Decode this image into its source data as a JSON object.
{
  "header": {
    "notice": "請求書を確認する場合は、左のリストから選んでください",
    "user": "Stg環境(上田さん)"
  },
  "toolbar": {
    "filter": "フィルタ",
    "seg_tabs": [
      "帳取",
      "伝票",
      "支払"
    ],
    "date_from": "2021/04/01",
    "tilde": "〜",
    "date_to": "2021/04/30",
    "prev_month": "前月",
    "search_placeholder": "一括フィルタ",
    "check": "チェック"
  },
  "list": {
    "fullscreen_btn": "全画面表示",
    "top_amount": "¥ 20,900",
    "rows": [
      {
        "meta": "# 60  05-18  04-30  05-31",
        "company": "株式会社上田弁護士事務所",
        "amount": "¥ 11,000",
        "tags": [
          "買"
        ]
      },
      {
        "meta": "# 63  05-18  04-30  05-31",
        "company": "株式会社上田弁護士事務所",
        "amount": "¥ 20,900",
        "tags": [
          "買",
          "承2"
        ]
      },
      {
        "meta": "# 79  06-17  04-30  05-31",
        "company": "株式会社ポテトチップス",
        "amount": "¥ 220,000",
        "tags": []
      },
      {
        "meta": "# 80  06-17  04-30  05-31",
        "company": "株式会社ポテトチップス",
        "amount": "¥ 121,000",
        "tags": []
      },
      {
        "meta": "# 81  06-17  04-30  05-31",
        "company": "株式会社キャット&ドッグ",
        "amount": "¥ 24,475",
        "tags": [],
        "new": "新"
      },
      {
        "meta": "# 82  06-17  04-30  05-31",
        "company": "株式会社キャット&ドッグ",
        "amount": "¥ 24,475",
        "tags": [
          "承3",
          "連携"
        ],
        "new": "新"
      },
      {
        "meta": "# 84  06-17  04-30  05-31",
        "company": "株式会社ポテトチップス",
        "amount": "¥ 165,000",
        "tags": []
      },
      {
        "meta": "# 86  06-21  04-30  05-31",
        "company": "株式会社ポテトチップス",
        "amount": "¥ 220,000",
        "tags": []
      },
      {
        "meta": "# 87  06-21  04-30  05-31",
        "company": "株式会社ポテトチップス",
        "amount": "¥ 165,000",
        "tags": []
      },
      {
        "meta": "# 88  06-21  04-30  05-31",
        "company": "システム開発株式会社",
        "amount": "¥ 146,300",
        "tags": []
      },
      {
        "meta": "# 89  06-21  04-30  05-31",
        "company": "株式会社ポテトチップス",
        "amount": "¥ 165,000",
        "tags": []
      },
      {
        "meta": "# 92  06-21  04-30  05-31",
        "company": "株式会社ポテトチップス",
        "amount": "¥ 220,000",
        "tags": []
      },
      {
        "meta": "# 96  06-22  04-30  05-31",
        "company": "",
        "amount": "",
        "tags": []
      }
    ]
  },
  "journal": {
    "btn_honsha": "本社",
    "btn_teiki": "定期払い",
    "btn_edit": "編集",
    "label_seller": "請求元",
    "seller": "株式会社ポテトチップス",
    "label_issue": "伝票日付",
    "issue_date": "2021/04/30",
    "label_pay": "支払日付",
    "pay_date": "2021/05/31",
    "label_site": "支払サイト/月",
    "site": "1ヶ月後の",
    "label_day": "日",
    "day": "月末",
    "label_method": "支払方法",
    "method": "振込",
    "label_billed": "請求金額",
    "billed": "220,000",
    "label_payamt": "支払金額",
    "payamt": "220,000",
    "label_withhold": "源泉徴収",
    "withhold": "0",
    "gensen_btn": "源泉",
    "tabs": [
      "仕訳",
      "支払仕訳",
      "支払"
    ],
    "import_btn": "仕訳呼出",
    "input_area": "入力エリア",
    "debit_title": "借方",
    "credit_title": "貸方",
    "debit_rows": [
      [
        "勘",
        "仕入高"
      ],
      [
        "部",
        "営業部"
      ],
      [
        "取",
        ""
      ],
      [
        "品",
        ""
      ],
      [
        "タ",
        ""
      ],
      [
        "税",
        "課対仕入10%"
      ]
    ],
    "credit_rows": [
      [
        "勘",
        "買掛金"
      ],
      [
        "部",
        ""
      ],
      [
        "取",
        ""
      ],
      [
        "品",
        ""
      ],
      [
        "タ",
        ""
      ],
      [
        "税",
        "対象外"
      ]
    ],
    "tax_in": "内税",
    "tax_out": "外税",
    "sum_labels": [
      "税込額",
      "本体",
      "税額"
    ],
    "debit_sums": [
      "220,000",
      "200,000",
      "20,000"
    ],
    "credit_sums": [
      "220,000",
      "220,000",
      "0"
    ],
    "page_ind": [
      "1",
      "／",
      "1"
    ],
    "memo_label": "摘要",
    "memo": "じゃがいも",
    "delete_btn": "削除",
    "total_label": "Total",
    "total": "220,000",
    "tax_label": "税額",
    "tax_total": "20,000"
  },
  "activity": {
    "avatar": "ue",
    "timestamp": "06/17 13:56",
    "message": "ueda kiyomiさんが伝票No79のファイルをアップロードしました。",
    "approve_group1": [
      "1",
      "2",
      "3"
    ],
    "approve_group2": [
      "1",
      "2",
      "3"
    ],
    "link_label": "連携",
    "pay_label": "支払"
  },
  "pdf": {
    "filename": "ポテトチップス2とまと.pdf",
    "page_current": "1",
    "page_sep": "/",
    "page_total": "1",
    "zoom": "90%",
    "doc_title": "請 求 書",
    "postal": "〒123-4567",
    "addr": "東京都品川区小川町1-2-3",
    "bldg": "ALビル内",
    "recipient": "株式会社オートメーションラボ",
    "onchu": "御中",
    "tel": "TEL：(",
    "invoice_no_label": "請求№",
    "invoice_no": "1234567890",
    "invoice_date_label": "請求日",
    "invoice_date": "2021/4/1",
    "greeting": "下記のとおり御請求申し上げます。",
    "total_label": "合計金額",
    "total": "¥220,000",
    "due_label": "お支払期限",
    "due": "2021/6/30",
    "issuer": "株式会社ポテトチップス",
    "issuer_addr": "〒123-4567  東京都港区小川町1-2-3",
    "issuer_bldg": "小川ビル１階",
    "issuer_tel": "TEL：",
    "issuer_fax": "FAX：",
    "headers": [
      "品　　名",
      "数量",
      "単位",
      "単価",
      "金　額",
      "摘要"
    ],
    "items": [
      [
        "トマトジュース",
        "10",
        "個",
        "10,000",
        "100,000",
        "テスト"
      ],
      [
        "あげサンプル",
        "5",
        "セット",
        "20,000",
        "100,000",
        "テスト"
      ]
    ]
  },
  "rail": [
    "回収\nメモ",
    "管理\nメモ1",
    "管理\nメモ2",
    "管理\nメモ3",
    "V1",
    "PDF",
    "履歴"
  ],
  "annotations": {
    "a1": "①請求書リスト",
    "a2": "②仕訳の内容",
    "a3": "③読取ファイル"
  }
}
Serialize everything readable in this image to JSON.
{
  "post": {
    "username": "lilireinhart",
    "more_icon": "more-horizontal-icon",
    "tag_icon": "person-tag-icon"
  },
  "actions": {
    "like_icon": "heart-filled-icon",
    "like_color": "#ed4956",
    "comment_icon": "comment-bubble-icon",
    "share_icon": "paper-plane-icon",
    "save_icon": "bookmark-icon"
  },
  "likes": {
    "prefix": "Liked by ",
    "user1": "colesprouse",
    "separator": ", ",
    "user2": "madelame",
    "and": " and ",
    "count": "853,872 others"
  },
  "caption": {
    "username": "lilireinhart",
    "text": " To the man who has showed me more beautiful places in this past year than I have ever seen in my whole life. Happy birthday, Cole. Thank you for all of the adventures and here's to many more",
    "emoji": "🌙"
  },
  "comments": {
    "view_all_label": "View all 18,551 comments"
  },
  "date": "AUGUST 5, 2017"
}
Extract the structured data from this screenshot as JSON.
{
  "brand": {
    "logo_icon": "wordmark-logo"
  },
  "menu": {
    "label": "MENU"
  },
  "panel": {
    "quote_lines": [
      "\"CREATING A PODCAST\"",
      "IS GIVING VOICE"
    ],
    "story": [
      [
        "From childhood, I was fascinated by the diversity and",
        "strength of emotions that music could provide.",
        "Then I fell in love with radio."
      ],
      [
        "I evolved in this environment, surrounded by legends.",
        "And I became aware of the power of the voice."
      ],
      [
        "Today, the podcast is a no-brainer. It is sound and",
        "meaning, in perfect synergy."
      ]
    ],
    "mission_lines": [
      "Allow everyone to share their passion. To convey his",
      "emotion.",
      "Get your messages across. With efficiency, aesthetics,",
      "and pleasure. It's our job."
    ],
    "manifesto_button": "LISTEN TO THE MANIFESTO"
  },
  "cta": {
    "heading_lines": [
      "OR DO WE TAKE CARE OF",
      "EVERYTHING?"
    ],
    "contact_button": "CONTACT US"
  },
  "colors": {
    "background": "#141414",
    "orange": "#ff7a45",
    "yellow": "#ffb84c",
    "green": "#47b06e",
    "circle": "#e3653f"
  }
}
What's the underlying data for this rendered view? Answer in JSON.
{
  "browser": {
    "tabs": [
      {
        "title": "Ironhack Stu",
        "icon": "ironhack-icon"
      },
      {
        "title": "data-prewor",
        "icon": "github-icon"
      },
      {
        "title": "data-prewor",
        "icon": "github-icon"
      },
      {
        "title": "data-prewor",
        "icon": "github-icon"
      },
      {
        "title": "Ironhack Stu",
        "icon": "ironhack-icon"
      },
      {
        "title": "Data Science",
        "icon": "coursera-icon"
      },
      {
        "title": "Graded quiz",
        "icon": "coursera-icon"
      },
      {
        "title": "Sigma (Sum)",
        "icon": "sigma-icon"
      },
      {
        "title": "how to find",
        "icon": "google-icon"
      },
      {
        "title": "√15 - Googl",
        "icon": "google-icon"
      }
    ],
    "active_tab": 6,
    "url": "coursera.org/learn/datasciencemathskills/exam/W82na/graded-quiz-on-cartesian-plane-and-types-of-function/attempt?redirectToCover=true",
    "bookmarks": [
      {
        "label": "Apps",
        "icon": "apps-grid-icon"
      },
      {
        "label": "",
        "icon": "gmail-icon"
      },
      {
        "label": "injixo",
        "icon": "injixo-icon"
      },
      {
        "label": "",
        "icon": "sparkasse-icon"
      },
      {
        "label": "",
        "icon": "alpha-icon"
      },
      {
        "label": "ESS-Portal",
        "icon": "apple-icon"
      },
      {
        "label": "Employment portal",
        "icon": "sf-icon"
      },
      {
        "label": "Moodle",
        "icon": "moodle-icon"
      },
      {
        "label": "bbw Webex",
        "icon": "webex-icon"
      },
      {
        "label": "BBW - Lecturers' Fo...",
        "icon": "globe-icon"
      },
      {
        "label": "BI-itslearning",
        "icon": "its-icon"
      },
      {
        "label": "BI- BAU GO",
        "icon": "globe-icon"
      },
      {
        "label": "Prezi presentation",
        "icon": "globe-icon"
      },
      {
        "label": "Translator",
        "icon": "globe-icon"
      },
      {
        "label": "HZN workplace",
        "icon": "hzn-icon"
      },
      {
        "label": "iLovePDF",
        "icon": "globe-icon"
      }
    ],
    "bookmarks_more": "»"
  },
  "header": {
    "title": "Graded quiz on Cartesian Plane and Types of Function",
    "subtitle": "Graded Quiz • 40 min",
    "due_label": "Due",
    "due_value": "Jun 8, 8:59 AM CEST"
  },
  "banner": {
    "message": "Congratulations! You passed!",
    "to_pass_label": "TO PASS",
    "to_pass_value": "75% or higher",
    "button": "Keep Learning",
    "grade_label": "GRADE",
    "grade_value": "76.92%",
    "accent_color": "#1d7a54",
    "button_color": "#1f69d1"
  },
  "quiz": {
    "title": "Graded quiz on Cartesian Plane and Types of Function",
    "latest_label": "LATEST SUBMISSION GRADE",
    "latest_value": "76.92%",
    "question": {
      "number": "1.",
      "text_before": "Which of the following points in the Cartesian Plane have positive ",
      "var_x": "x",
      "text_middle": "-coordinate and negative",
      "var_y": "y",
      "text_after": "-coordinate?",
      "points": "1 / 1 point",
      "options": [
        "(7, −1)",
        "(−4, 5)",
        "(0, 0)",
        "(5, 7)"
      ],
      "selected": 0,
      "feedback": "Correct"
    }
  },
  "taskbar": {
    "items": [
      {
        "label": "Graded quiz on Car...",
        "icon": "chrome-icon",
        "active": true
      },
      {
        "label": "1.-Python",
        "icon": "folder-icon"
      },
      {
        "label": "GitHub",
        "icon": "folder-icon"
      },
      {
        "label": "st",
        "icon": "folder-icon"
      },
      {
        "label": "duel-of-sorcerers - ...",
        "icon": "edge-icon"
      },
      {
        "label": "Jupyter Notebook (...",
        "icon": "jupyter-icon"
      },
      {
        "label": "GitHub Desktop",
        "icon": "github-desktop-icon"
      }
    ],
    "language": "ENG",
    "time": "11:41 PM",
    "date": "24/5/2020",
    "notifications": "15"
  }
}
= = = = = = =
### THE TASK
The lines to collect are those holding the string "have"; copy them all.

### TASK RESPONSE
    "text": " To the man who has showed me more beautiful places in this past year than I have ever seen in my whole life. Happy birthday, Cole. Thank you for all of the adventures and here's to many more",
      "text_before": "Which of the following points in the Cartesian Plane have positive ",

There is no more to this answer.